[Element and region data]
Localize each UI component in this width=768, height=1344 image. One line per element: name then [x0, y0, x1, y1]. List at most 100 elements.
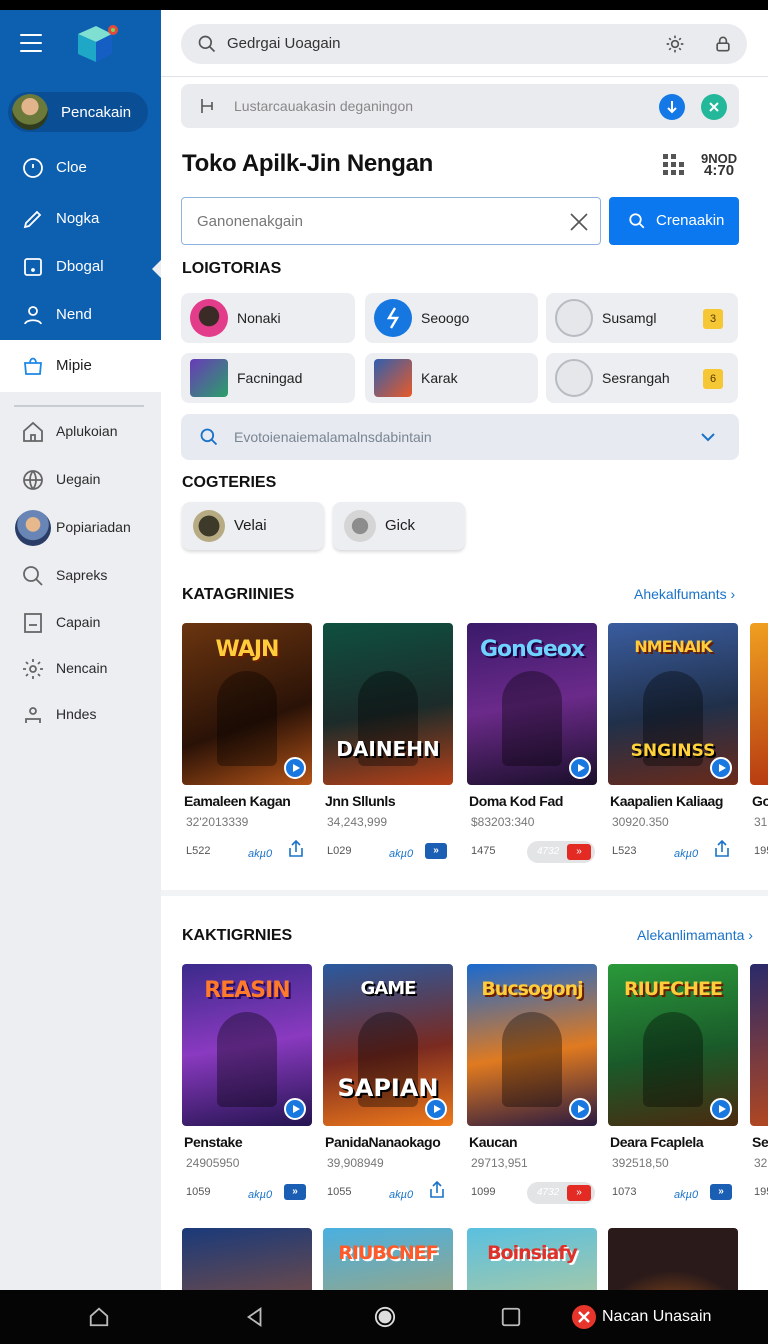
section-title: KAKTIGRNIES [182, 927, 293, 944]
app-poster[interactable] [182, 1228, 312, 1290]
user-profile-pill[interactable]: Pencakain [8, 92, 148, 132]
address-bar[interactable]: Lustarcauakasin deganingon [181, 84, 739, 128]
download-icon[interactable] [659, 94, 685, 120]
category-chip[interactable]: Sesrangah 6 [546, 353, 738, 403]
sidebar-header: Pencakain Cloe Nogka Dbogal Nend [0, 10, 161, 340]
home-icon[interactable] [88, 1306, 110, 1328]
app-poster[interactable] [750, 964, 768, 1126]
category-chip[interactable]: Karak [365, 353, 538, 403]
sidebar-item-capain[interactable]: Capain [0, 601, 161, 645]
app-poster[interactable]: Boinsiafy [467, 1228, 597, 1290]
app-poster[interactable]: GonGeox [467, 623, 597, 785]
back-icon[interactable] [244, 1306, 266, 1328]
user-name: Pencakain [61, 104, 132, 121]
share-icon[interactable] [712, 839, 732, 859]
sidebar-item-hndes[interactable]: Hndes [0, 693, 161, 737]
sidebar-item-label: Nend [56, 306, 92, 323]
app-downloads: 34,243,999 [327, 815, 388, 829]
app-poster[interactable]: RIUBCNEF [323, 1228, 453, 1290]
install-button[interactable]: 4732» [527, 1182, 595, 1204]
app-poster[interactable]: Bucsogonj [467, 964, 597, 1126]
app-downloads: 32 [754, 1156, 768, 1170]
app-poster[interactable]: DAINEHN [323, 623, 453, 785]
tag-icon [193, 510, 225, 542]
top-search-text: Gedrgai Uoagain [227, 35, 341, 52]
category-chip[interactable]: Facningad [181, 353, 355, 403]
share-icon[interactable] [286, 839, 306, 859]
dropdown-text: Evotoienaiemalamalnsdabintain [234, 429, 432, 445]
category-tag[interactable]: Velai [182, 502, 324, 550]
category-chip[interactable]: Seoogo [365, 293, 538, 343]
chip-label: Susamgl [602, 310, 657, 326]
fast-forward-icon[interactable]: » [710, 1184, 732, 1200]
sidebar-item-popiariadan[interactable]: Popiariadan [0, 506, 161, 550]
gear-icon[interactable] [665, 34, 685, 54]
sidebar-item-cloe[interactable]: Cloe [0, 146, 161, 190]
section-separator [161, 890, 768, 896]
person-icon [21, 703, 45, 727]
search-input[interactable]: Ganonenakgain [181, 197, 601, 245]
app-poster[interactable]: REASIN [182, 964, 312, 1126]
app-poster[interactable]: NMENAIK SNGINSS [608, 623, 738, 785]
close-icon[interactable] [701, 94, 727, 120]
sidebar-divider [14, 405, 144, 407]
app-poster[interactable]: WAJN [182, 623, 312, 785]
clear-icon[interactable] [568, 211, 590, 233]
grid-icon[interactable] [663, 154, 685, 176]
app-card[interactable]: Go 316 195 [750, 623, 768, 873]
app-poster[interactable] [750, 623, 768, 785]
play-icon[interactable] [569, 757, 591, 779]
app-card[interactable]: Se 32 195 [750, 964, 768, 1214]
sidebar-item-uegain[interactable]: Uegain [0, 458, 161, 502]
document-icon [21, 611, 45, 635]
sidebar-item-nend[interactable]: Nend [0, 293, 161, 337]
category-tag[interactable]: Gick [333, 502, 465, 550]
sidebar-item-label: Popiariadan [56, 519, 131, 535]
play-icon[interactable] [569, 1098, 591, 1120]
chip-badge: 6 [703, 369, 723, 389]
sidebar-item-label: Aplukoian [56, 423, 118, 439]
sidebar-item-label: Dbogal [56, 258, 104, 275]
play-icon[interactable] [710, 1098, 732, 1120]
user-avatar [12, 94, 48, 130]
app-poster[interactable]: GAME SAPIAN [323, 964, 453, 1126]
share-icon[interactable] [427, 1180, 447, 1200]
search-button[interactable]: Crenaakin [609, 197, 739, 245]
tab-icon [199, 96, 219, 116]
app-name: Penstake [184, 1134, 243, 1150]
play-icon[interactable] [710, 757, 732, 779]
app-poster[interactable]: RIUFCHEE [608, 964, 738, 1126]
fast-forward-icon[interactable]: » [284, 1184, 306, 1200]
hamburger-menu-icon[interactable] [20, 34, 42, 52]
sidebar-item-aplukoian[interactable]: Aplukoian [0, 410, 161, 454]
page-title: Toko Apilk-Jin Nengan [182, 150, 434, 177]
sidebar-item-nencain[interactable]: Nencain [0, 647, 161, 691]
see-all-link[interactable]: Ahekalfumants › [634, 586, 735, 602]
top-search-bar[interactable]: Gedrgai Uoagain [181, 24, 747, 64]
app-poster[interactable] [608, 1228, 738, 1290]
home-circle-icon[interactable] [374, 1306, 396, 1328]
sidebar-item-sapreks[interactable]: Sapreks [0, 554, 161, 598]
fast-forward-icon[interactable]: » [425, 843, 447, 859]
lock-icon[interactable] [713, 34, 733, 54]
install-button[interactable]: 4732» [527, 841, 595, 863]
category-chip[interactable]: Susamgl 3 [546, 293, 738, 343]
category-chip[interactable]: Nonaki [181, 293, 355, 343]
status-bar [0, 0, 768, 10]
navbar-app-label[interactable]: Nacan Unasain [602, 1308, 711, 1326]
sidebar-item-mipie[interactable]: Mipie [0, 340, 161, 392]
play-icon[interactable] [425, 1098, 447, 1120]
play-icon[interactable] [284, 757, 306, 779]
app-name: Doma Kod Fad [469, 793, 563, 809]
play-icon[interactable] [284, 1098, 306, 1120]
category-dropdown[interactable]: Evotoienaiemalamalnsdabintain [181, 414, 739, 460]
app-rating: akµ0 [674, 1189, 699, 1201]
app-badge-icon[interactable] [572, 1305, 596, 1329]
app-name: Kaapalien Kaliaag [610, 793, 724, 809]
recent-apps-icon[interactable] [500, 1306, 522, 1328]
tag-label: Velai [234, 517, 267, 534]
sidebar-item-dbogal[interactable]: Dbogal [0, 245, 161, 289]
sidebar-item-label: Nencain [56, 660, 108, 676]
see-all-link[interactable]: Alekanlimamanta › [637, 927, 753, 943]
sidebar-item-nogka[interactable]: Nogka [0, 197, 161, 241]
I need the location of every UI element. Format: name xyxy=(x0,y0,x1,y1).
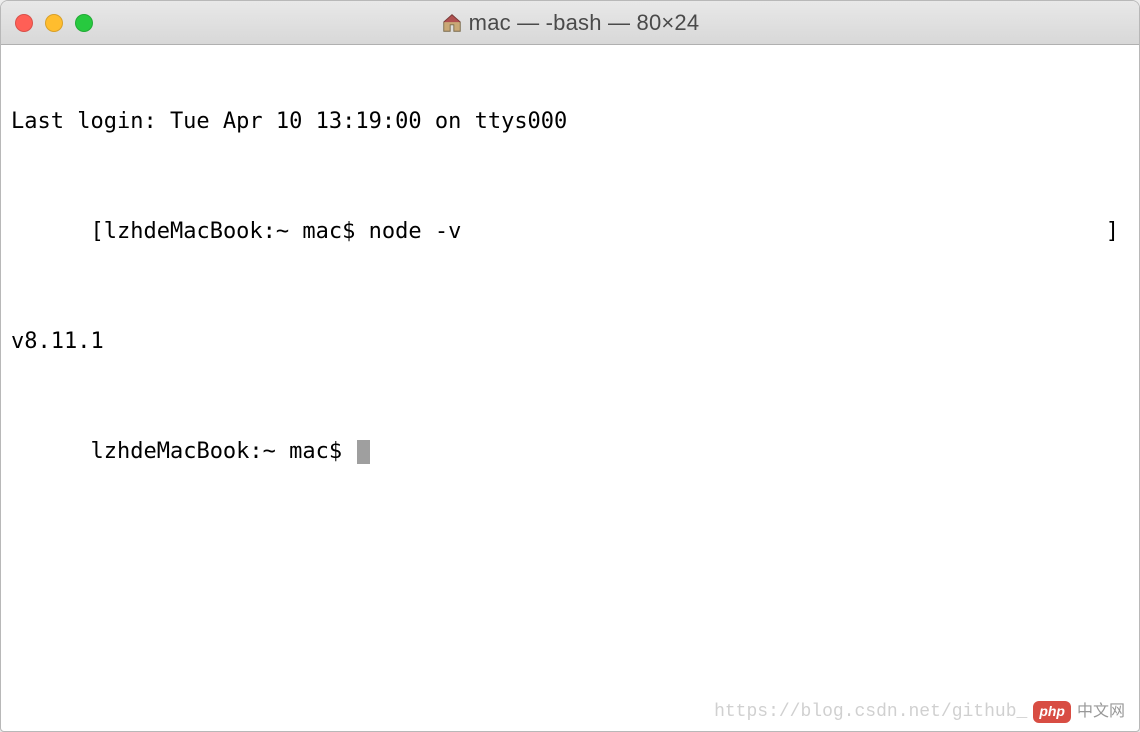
window-title-container: mac — -bash — 80×24 xyxy=(1,10,1139,36)
watermark-url: https://blog.csdn.net/github_ xyxy=(714,701,1027,724)
minimize-button[interactable] xyxy=(45,14,63,32)
terminal-line-output: v8.11.1 xyxy=(11,328,1129,356)
terminal-content[interactable]: Last login: Tue Apr 10 13:19:00 on ttys0… xyxy=(1,45,1139,731)
terminal-line-lastlogin: Last login: Tue Apr 10 13:19:00 on ttys0… xyxy=(11,108,1129,136)
watermark-cn: 中文网 xyxy=(1077,702,1125,722)
cursor xyxy=(357,440,370,464)
prompt-text: lzhdeMacBook:~ mac$ xyxy=(90,439,355,464)
watermark-badge: php xyxy=(1033,701,1071,723)
watermark: https://blog.csdn.net/github_ php 中文网 xyxy=(714,701,1125,724)
zoom-button[interactable] xyxy=(75,14,93,32)
prompt-text: lzhdeMacBook:~ mac$ xyxy=(104,219,369,244)
home-icon xyxy=(441,12,463,34)
terminal-line-prompt: lzhdeMacBook:~ mac$ xyxy=(11,411,1129,494)
bracket-close: ] xyxy=(1106,218,1119,246)
bracket-open: [ xyxy=(90,219,103,244)
terminal-line-command: [lzhdeMacBook:~ mac$ node -v] xyxy=(11,191,1129,274)
close-button[interactable] xyxy=(15,14,33,32)
terminal-window: mac — -bash — 80×24 Last login: Tue Apr … xyxy=(0,0,1140,732)
window-title: mac — -bash — 80×24 xyxy=(469,10,700,36)
titlebar[interactable]: mac — -bash — 80×24 xyxy=(1,1,1139,45)
traffic-lights xyxy=(15,14,93,32)
command-text: node -v xyxy=(369,219,462,244)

### WHAT YOU HAVE TO DO
Output the lines of the listing from the line containing "window-title-container: mac —" through the line containing "terminal-line-output: v8.11.1 xyxy=(11,328,1129,356)", reproduced without any change.

### WRITTEN REPLY
window-title-container: mac — -bash — 80×24 xyxy=(1,10,1139,36)
watermark-url: https://blog.csdn.net/github_ xyxy=(714,701,1027,724)
minimize-button[interactable] xyxy=(45,14,63,32)
terminal-line-output: v8.11.1 xyxy=(11,328,1129,356)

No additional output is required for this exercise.